Retype the rows verbatim, starting with the line that contains "What elements are" and ending with the line that contains "zoom-value[interactable]: 44 <box>417", both included. Omit the pictures from your answer.

BEGIN Data extract

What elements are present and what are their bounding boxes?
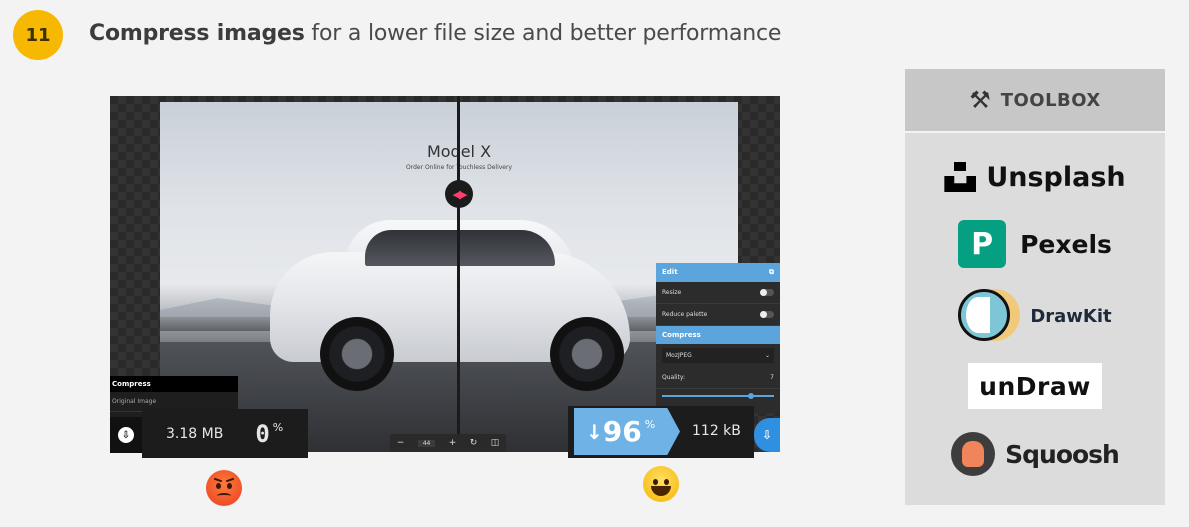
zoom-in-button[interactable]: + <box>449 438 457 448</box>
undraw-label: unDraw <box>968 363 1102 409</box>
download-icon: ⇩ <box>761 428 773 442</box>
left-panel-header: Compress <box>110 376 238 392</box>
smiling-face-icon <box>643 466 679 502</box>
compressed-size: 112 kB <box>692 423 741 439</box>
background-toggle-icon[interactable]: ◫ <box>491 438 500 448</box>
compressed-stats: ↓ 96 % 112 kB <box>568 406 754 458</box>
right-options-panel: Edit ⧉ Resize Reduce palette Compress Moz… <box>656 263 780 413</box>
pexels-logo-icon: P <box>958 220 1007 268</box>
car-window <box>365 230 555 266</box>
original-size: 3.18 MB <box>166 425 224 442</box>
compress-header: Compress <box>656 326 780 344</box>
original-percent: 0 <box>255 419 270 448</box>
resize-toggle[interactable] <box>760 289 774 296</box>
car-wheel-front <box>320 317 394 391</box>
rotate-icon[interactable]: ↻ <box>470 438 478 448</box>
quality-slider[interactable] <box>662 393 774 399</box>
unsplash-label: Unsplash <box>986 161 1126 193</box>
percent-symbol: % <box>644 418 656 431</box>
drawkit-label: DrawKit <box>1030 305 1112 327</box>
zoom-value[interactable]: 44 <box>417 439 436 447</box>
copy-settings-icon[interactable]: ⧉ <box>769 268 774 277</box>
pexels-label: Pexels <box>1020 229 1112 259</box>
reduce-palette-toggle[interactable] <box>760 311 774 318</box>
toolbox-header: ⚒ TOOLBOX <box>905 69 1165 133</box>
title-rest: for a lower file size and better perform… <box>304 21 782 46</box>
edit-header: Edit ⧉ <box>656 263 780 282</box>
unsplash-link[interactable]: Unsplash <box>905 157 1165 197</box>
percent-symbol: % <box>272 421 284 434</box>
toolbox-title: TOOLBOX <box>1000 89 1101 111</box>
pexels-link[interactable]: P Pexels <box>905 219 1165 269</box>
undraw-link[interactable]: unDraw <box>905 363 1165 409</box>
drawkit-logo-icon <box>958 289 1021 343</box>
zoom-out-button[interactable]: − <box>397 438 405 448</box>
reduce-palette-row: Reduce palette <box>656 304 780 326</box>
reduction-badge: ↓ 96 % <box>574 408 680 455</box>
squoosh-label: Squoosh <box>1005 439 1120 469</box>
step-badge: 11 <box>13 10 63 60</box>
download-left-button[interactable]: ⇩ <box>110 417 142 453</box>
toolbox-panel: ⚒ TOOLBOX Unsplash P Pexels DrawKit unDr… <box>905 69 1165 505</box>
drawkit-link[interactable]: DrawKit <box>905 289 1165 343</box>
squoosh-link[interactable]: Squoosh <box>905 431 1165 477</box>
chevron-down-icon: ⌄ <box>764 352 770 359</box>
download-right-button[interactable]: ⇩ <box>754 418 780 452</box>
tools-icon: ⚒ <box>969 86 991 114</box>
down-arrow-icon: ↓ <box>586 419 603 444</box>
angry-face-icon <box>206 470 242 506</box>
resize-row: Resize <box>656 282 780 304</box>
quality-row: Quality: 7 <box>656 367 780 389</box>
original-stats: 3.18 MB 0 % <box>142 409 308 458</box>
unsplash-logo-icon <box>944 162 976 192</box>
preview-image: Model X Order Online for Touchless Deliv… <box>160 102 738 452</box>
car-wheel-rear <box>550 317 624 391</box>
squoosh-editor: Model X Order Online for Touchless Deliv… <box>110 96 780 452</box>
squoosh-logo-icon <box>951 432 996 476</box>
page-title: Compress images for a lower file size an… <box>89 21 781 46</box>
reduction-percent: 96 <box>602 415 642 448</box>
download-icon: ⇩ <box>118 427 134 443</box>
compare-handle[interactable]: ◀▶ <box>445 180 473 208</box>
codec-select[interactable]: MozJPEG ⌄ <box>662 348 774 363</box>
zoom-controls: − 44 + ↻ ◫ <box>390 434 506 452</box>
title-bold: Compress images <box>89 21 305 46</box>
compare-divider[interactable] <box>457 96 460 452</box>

END Data extract
BEGIN Data extract

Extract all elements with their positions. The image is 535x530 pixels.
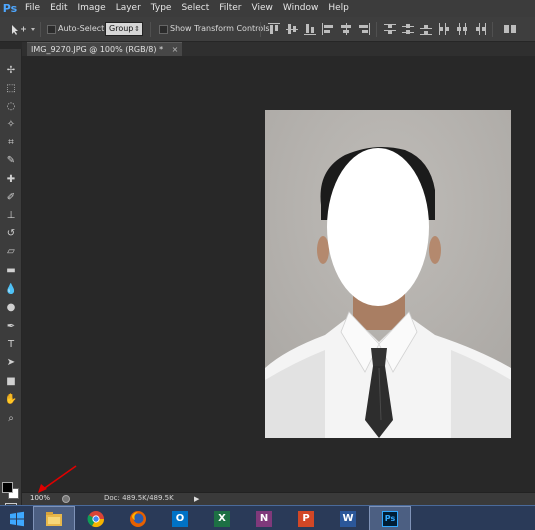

END Data extract
BEGIN Data extract

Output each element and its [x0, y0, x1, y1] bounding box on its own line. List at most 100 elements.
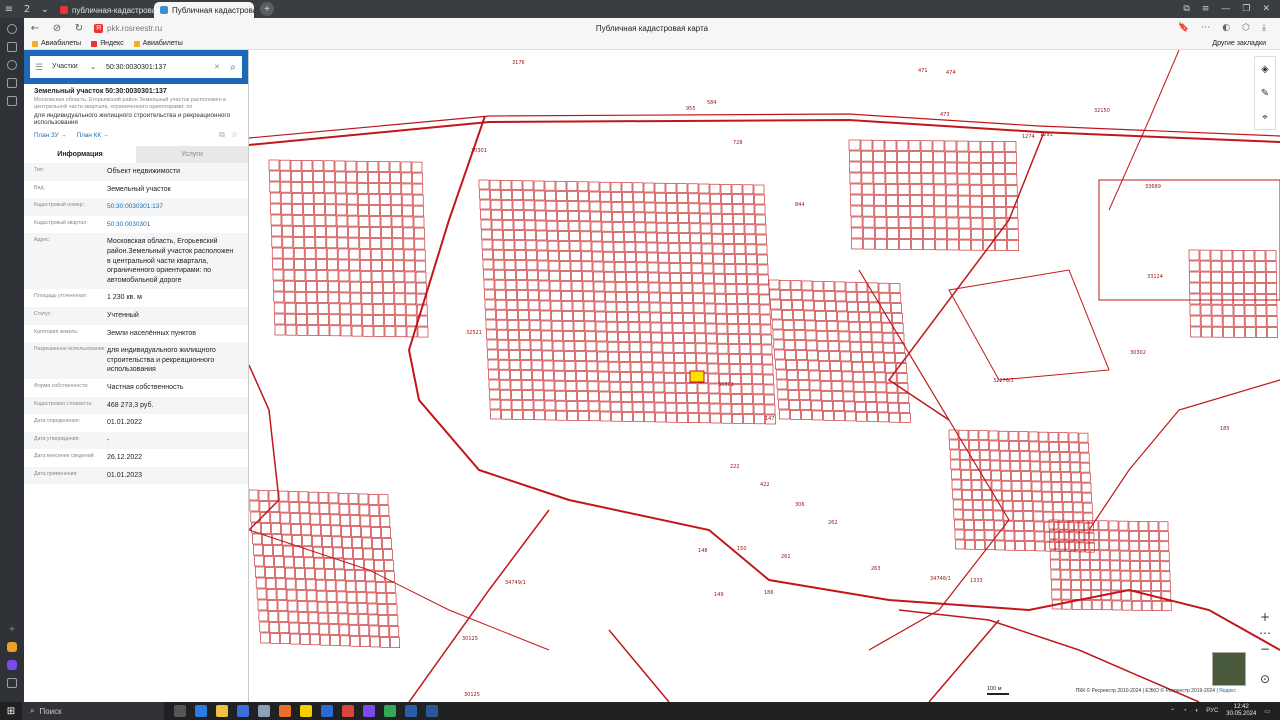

END Data extract

### Correct result
What elements are present and what are their bounding boxes?
zoom-in-button[interactable]: + <box>449 438 457 448</box>
undraw-label: unDraw <box>968 363 1102 409</box>
download-icon: ⇩ <box>761 428 773 442</box>
left-panel-header: Compress <box>110 376 238 392</box>
smiling-face-icon <box>643 466 679 502</box>
compressed-size: 112 kB <box>692 423 741 439</box>
background-toggle-icon[interactable]: ◫ <box>491 438 500 448</box>
compressed-stats: ↓ 96 % 112 kB <box>568 406 754 458</box>
right-options-panel: Edit ⧉ Resize Reduce palette Compress Moz… <box>656 263 780 413</box>
pexels-logo-icon: P <box>958 220 1007 268</box>
car-window <box>365 230 555 266</box>
original-size: 3.18 MB <box>166 425 224 442</box>
compress-header: Compress <box>656 326 780 344</box>
original-percent: 0 <box>255 419 270 448</box>
resize-toggle[interactable] <box>760 289 774 296</box>
car-wheel-front <box>320 317 394 391</box>
rotate-icon[interactable]: ↻ <box>470 438 478 448</box>
quality-slider[interactable] <box>662 393 774 399</box>
unsplash-label: Unsplash <box>986 161 1126 193</box>
percent-symbol: % <box>644 418 656 431</box>
drawkit-label: DrawKit <box>1030 305 1112 327</box>
zoom-value[interactable]: 44 <box>417 439 436 447</box>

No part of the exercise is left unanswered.